# Collection entries:
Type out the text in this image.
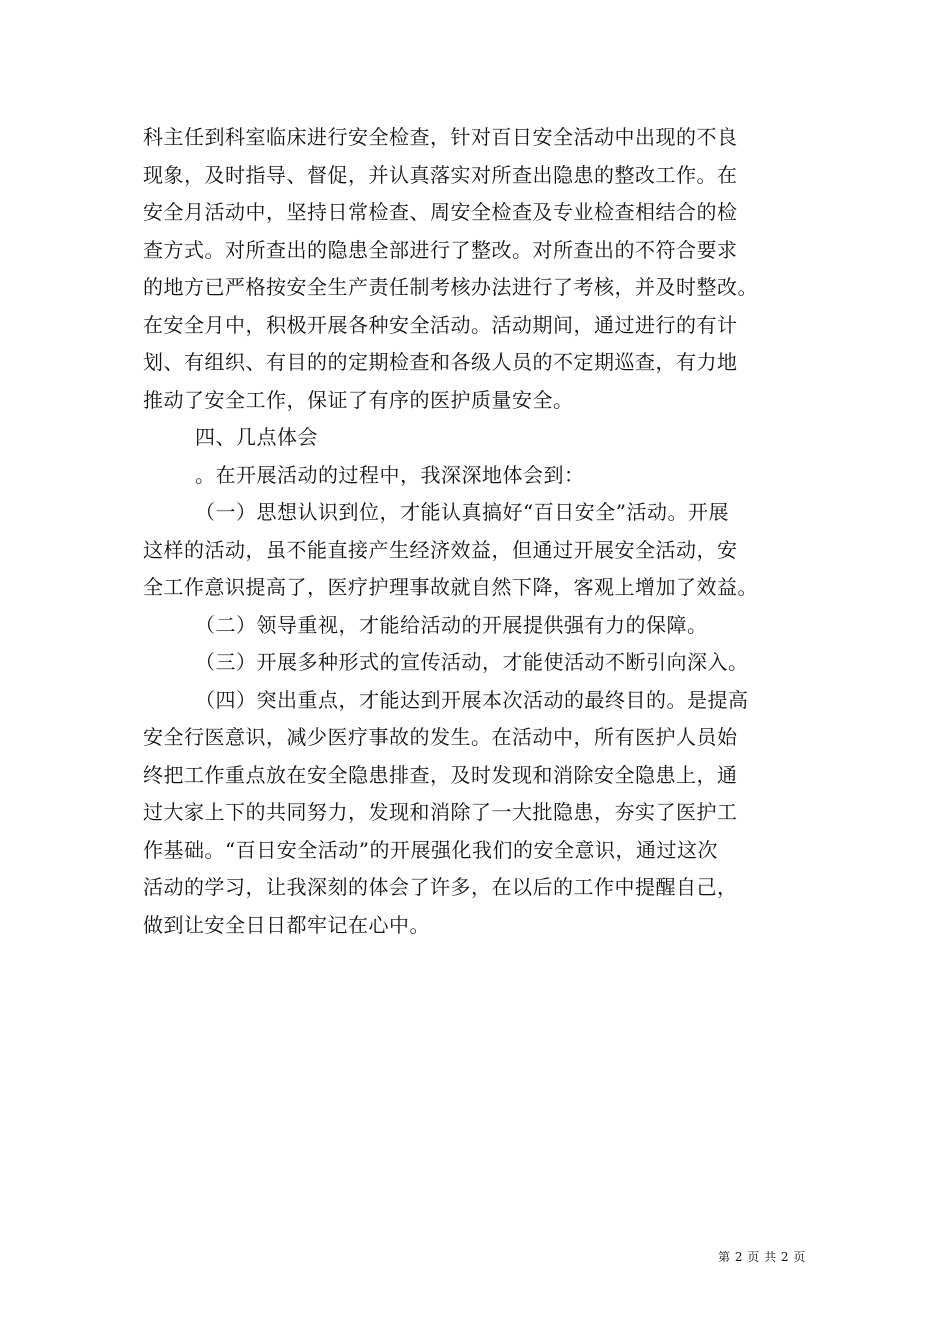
科主任到科室临床进行安全检查，针对百日安全活动中出现的不良
现象，及时指导、督促，并认真落实对所查出隐患的整改工作。在
安全月活动中，坚持日常检查、周安全检查及专业检查相结合的检
查方式。对所查出的隐患全部进行了整改。对所查出的不符合要求
的地方已严格按安全生产责任制考核办法进行了考核，并及时整改。
在安全月中，积极开展各种安全活动。活动期间，通过进行的有计
划、有组织、有目的的定期检查和各级人员的不定期巡查，有力地
推动了安全工作，保证了有序的医护质量安全。
四、几点体会
。在开展活动的过程中，我深深地体会到：
（一）思想认识到位，才能认真搞好“百日安全”活动。开展
这样的活动，虽不能直接产生经济效益，但通过开展安全活动，安
全工作意识提高了，医疗护理事故就自然下降，客观上增加了效益。
（二）领导重视，才能给活动的开展提供强有力的保障。
（三）开展多种形式的宣传活动，才能使活动不断引向深入。
（四）突出重点，才能达到开展本次活动的最终目的。是提高
安全行医意识，减少医疗事故的发生。在活动中，所有医护人员始
终把工作重点放在安全隐患排查，及时发现和消除安全隐患上，通
过大家上下的共同努力，发现和消除了一大批隐患，夯实了医护工
作基础。“百日安全活动”的开展强化我们的安全意识，通过这次
活动的学习，让我深刻的体会了许多，在以后的工作中提醒自己，
做到让安全日日都牢记在心中。
第 2 页 共 2 页
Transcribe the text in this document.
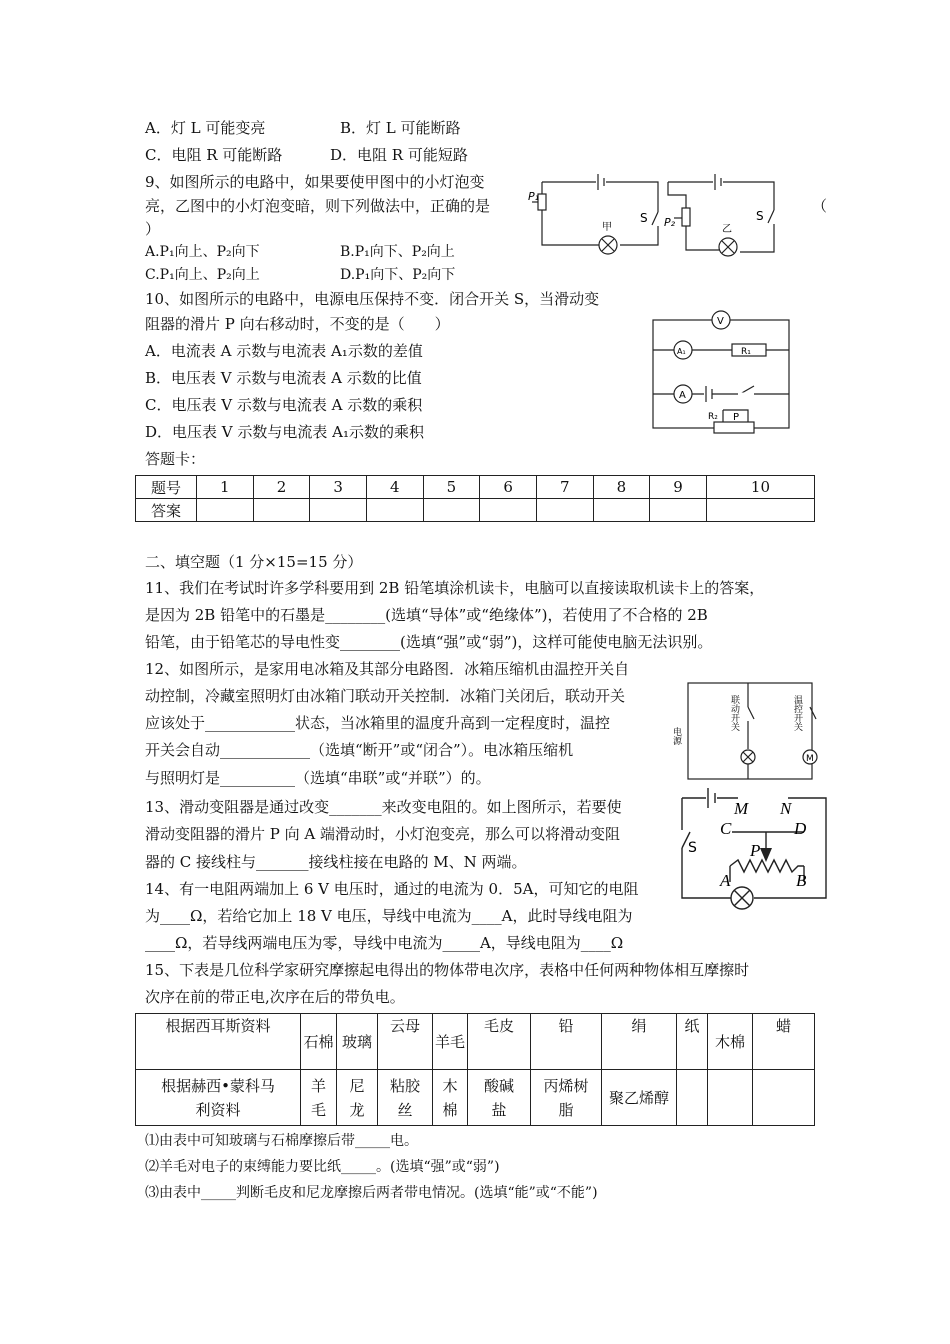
A．灯 L 可能变亮	B．灯 L 可能断路
C．电阻 R 可能断路	D．电阻 R 可能短路
9、如图所示的电路中，如果要使甲图中的小灯泡变
亮，乙图中的小灯泡变暗，则下列做法中，正确的是	（
）
A.P₁向上、P₂向下	B.P₁向下、P₂向上
C.P₁向上、P₂向上	D.P₁向下、P₂向下
P₁
S
甲	P₂	S
乙
10、如图所示的电路中，电源电压保持不变．闭合开关 S，当滑动变
阻器的滑片 P 向右移动时，不变的是（　　）
A．电流表 A 示数与电流表 A₁示数的差值
B．电压表 V 示数与电流表 A 示数的比值
C．电压表 V 示数与电流表 A 示数的乘积
D．电压表 V 示数与电流表 A₁示数的乘积
V
A₁	R₁
A
R₂ P
答题卡：
题号	1	2	3	4	5	6	7	8	9	10
答案										
二、填空题（1 分×15=15 分）
11、我们在考试时许多学科要用到 2B 铅笔填涂机读卡，电脑可以直接读取机读卡上的答案，
是因为 2B 铅笔中的石墨是________(选填“导体”或“绝缘体”)，若使用了不合格的 2B
铅笔，由于铅笔芯的导电性变________(选填“强”或“弱”)，这样可能使电脑无法识别。
12、如图所示，是家用电冰箱及其部分电路图．冰箱压缩机由温控开关自
动控制，冷藏室照明灯由冰箱门联动开关控制．冰箱门关闭后，联动开关
应该处于____________状态，当冰箱里的温度升高到一定程度时，温控
开关会自动____________（选填“断开”或“闭合”）。电冰箱压缩机
与照明灯是__________（选填“串联”或“并联”）的。
联动开关	温控开关
电源
M
13、滑动变阻器是通过改变_______来改变电阻的。如上图所示，若要使
滑动变阻器的滑片 P 向 A 端滑动时，小灯泡变亮，那么可以将滑动变阻
器的 C 接线柱与_______接线柱接在电路的 M、N 两端。
M N
C	D
S	P
A	B
14、有一电阻两端加上 6 V 电压时，通过的电流为 0．5A，可知它的电阻
为____Ω，若给它加上 18 V 电压，导线中电流为____A，此时导线电阻为
____Ω，若导线两端电压为零，导线中电流为_____A，导线电阻为____Ω
15、下表是几位科学家研究摩擦起电得出的物体带电次序，表格中任何两种物体相互摩擦时
次序在前的带正电,次序在后的带负电。
根据西耳斯资料	石棉	玻璃	云母	羊毛	毛皮	铅	绢	纸	木棉	蜡
根据赫西•蒙科马利资料	羊毛	尼龙	粘胶丝	木棉	酸碱盐	丙烯树脂	聚乙烯醇			
⑴由表中可知玻璃与石棉摩擦后带_____电。
⑵羊毛对电子的束缚能力要比纸_____。(选填“强”或“弱”)
⑶由表中_____判断毛皮和尼龙摩擦后两者带电情况。(选填“能”或“不能”)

# Task directions:
Repeat the data exactly, excluding the pictures.

# Solution to this problem:
Type out the text in this image.
科主任到科室临床进行安全检查，针对百日安全活动中出现的不良
现象，及时指导、督促，并认真落实对所查出隐患的整改工作。在
安全月活动中，坚持日常检查、周安全检查及专业检查相结合的检
查方式。对所查出的隐患全部进行了整改。对所查出的不符合要求
的地方已严格按安全生产责任制考核办法进行了考核，并及时整改。
在安全月中，积极开展各种安全活动。活动期间，通过进行的有计
划、有组织、有目的的定期检查和各级人员的不定期巡查，有力地
推动了安全工作，保证了有序的医护质量安全。
四、几点体会
。在开展活动的过程中，我深深地体会到：
（一）思想认识到位，才能认真搞好“百日安全”活动。开展
这样的活动，虽不能直接产生经济效益，但通过开展安全活动，安
全工作意识提高了，医疗护理事故就自然下降，客观上增加了效益。
（二）领导重视，才能给活动的开展提供强有力的保障。
（三）开展多种形式的宣传活动，才能使活动不断引向深入。
（四）突出重点，才能达到开展本次活动的最终目的。是提高
安全行医意识，减少医疗事故的发生。在活动中，所有医护人员始
终把工作重点放在安全隐患排查，及时发现和消除安全隐患上，通
过大家上下的共同努力，发现和消除了一大批隐患，夯实了医护工
作基础。“百日安全活动”的开展强化我们的安全意识，通过这次
活动的学习，让我深刻的体会了许多，在以后的工作中提醒自己，
做到让安全日日都牢记在心中。
第 2 页 共 2 页
Transcribe the text in this document.
A．灯 L 可能变亮	B．灯 L 可能断路
C．电阻 R 可能断路	D．电阻 R 可能短路
9、如图所示的电路中，如果要使甲图中的小灯泡变
亮，乙图中的小灯泡变暗，则下列做法中，正确的是	（
）
A.P₁向上、P₂向下	B.P₁向下、P₂向上
C.P₁向上、P₂向上	D.P₁向下、P₂向下
P₁
S
甲	P₂	S
乙
10、如图所示的电路中，电源电压保持不变．闭合开关 S，当滑动变
阻器的滑片 P 向右移动时，不变的是（　　）
A．电流表 A 示数与电流表 A₁示数的差值
B．电压表 V 示数与电流表 A 示数的比值
C．电压表 V 示数与电流表 A 示数的乘积
D．电压表 V 示数与电流表 A₁示数的乘积
V
A₁	R₁
A
R₂ P
答题卡：
题号	1	2	3	4	5	6	7	8	9	10
答案										
二、填空题（1 分×15=15 分）
11、我们在考试时许多学科要用到 2B 铅笔填涂机读卡，电脑可以直接读取机读卡上的答案，
是因为 2B 铅笔中的石墨是________(选填“导体”或“绝缘体”)，若使用了不合格的 2B
铅笔，由于铅笔芯的导电性变________(选填“强”或“弱”)，这样可能使电脑无法识别。
12、如图所示，是家用电冰箱及其部分电路图．冰箱压缩机由温控开关自
动控制，冷藏室照明灯由冰箱门联动开关控制．冰箱门关闭后，联动开关
应该处于____________状态，当冰箱里的温度升高到一定程度时，温控
开关会自动____________（选填“断开”或“闭合”）。电冰箱压缩机
与照明灯是__________（选填“串联”或“并联”）的。
联动开关	温控开关
电源
M
13、滑动变阻器是通过改变_______来改变电阻的。如上图所示，若要使
滑动变阻器的滑片 P 向 A 端滑动时，小灯泡变亮，那么可以将滑动变阻
器的 C 接线柱与_______接线柱接在电路的 M、N 两端。
M N
C	D
S	P
A	B
14、有一电阻两端加上 6 V 电压时，通过的电流为 0．5A，可知它的电阻
为____Ω，若给它加上 18 V 电压，导线中电流为____A，此时导线电阻为
____Ω，若导线两端电压为零，导线中电流为_____A，导线电阻为____Ω
15、下表是几位科学家研究摩擦起电得出的物体带电次序，表格中任何两种物体相互摩擦时
次序在前的带正电,次序在后的带负电。
根据西耳斯资料	石棉	玻璃	云母	羊毛	毛皮	铅	绢	纸	木棉	蜡
根据赫西•蒙科马利资料	羊毛	尼龙	粘胶丝	木棉	酸碱盐	丙烯树脂	聚乙烯醇			
⑴由表中可知玻璃与石棉摩擦后带_____电。
⑵羊毛对电子的束缚能力要比纸_____。(选填“强”或“弱”)
⑶由表中_____判断毛皮和尼龙摩擦后两者带电情况。(选填“能”或“不能”)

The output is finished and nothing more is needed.